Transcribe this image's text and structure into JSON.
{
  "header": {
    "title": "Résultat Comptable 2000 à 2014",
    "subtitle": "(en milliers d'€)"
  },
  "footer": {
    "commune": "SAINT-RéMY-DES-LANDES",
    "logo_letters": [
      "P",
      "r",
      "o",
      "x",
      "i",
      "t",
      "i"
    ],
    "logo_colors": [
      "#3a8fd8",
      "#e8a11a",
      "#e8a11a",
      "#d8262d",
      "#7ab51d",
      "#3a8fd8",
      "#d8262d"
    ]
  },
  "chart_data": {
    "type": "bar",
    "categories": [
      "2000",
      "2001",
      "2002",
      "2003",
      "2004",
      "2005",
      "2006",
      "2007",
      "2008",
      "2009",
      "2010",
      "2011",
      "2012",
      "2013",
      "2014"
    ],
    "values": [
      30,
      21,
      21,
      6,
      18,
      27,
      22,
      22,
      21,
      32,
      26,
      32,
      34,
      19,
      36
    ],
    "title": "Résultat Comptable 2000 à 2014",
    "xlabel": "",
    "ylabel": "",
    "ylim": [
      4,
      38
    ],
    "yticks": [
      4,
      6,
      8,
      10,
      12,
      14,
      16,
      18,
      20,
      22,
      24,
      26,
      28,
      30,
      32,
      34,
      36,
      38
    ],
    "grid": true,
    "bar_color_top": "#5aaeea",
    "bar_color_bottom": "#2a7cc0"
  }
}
+--
• [GIVEN TASK]: All of the entries above should be written out again exactly.

• [SOLUTION FOR THIS EXERCISE]:
Transcribe this image's text and structure into JSON.
{
  "header": {
    "title": "Résultat Comptable 2000 à 2014",
    "subtitle": "(en milliers d'€)"
  },
  "footer": {
    "commune": "SAINT-RéMY-DES-LANDES",
    "logo_letters": [
      "P",
      "r",
      "o",
      "x",
      "i",
      "t",
      "i"
    ],
    "logo_colors": [
      "#3a8fd8",
      "#e8a11a",
      "#e8a11a",
      "#d8262d",
      "#7ab51d",
      "#3a8fd8",
      "#d8262d"
    ]
  },
  "chart_data": {
    "type": "bar",
    "categories": [
      "2000",
      "2001",
      "2002",
      "2003",
      "2004",
      "2005",
      "2006",
      "2007",
      "2008",
      "2009",
      "2010",
      "2011",
      "2012",
      "2013",
      "2014"
    ],
    "values": [
      30,
      21,
      21,
      6,
      18,
      27,
      22,
      22,
      21,
      32,
      26,
      32,
      34,
      19,
      36
    ],
    "title": "Résultat Comptable 2000 à 2014",
    "xlabel": "",
    "ylabel": "",
    "ylim": [
      4,
      38
    ],
    "yticks": [
      4,
      6,
      8,
      10,
      12,
      14,
      16,
      18,
      20,
      22,
      24,
      26,
      28,
      30,
      32,
      34,
      36,
      38
    ],
    "grid": true,
    "bar_color_top": "#5aaeea",
    "bar_color_bottom": "#2a7cc0"
  }
}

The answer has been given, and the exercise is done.